____ Provided data

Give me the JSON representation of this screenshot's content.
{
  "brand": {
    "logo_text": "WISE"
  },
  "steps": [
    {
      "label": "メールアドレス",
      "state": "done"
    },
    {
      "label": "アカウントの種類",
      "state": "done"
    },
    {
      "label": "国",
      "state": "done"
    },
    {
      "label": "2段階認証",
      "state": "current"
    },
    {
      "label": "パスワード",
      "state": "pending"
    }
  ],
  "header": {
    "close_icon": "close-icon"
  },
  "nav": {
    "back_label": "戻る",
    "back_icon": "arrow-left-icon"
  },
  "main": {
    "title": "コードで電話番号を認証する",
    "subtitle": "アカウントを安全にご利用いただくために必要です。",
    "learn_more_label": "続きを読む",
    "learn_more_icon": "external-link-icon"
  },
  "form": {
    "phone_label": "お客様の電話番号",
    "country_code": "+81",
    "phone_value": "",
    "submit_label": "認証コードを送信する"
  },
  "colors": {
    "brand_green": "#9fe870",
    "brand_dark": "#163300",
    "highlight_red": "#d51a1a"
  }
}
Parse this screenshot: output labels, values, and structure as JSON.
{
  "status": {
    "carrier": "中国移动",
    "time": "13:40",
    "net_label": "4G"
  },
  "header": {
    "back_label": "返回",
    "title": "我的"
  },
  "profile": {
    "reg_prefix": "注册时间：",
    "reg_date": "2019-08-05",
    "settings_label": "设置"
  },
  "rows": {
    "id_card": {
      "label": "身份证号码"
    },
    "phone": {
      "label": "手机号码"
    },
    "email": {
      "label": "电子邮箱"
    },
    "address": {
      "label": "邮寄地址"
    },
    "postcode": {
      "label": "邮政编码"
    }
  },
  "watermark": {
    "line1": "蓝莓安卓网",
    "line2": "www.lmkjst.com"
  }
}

________

Write out all the records above again, exactly as they stand.

Give me the JSON representation of this screenshot's content.
{
  "brand": {
    "logo_text": "WISE"
  },
  "steps": [
    {
      "label": "メールアドレス",
      "state": "done"
    },
    {
      "label": "アカウントの種類",
      "state": "done"
    },
    {
      "label": "国",
      "state": "done"
    },
    {
      "label": "2段階認証",
      "state": "current"
    },
    {
      "label": "パスワード",
      "state": "pending"
    }
  ],
  "header": {
    "close_icon": "close-icon"
  },
  "nav": {
    "back_label": "戻る",
    "back_icon": "arrow-left-icon"
  },
  "main": {
    "title": "コードで電話番号を認証する",
    "subtitle": "アカウントを安全にご利用いただくために必要です。",
    "learn_more_label": "続きを読む",
    "learn_more_icon": "external-link-icon"
  },
  "form": {
    "phone_label": "お客様の電話番号",
    "country_code": "+81",
    "phone_value": "",
    "submit_label": "認証コードを送信する"
  },
  "colors": {
    "brand_green": "#9fe870",
    "brand_dark": "#163300",
    "highlight_red": "#d51a1a"
  }
}
Parse this screenshot: output labels, values, and structure as JSON.
{
  "status": {
    "carrier": "中国移动",
    "time": "13:40",
    "net_label": "4G"
  },
  "header": {
    "back_label": "返回",
    "title": "我的"
  },
  "profile": {
    "reg_prefix": "注册时间：",
    "reg_date": "2019-08-05",
    "settings_label": "设置"
  },
  "rows": {
    "id_card": {
      "label": "身份证号码"
    },
    "phone": {
      "label": "手机号码"
    },
    "email": {
      "label": "电子邮箱"
    },
    "address": {
      "label": "邮寄地址"
    },
    "postcode": {
      "label": "邮政编码"
    }
  },
  "watermark": {
    "line1": "蓝莓安卓网",
    "line2": "www.lmkjst.com"
  }
}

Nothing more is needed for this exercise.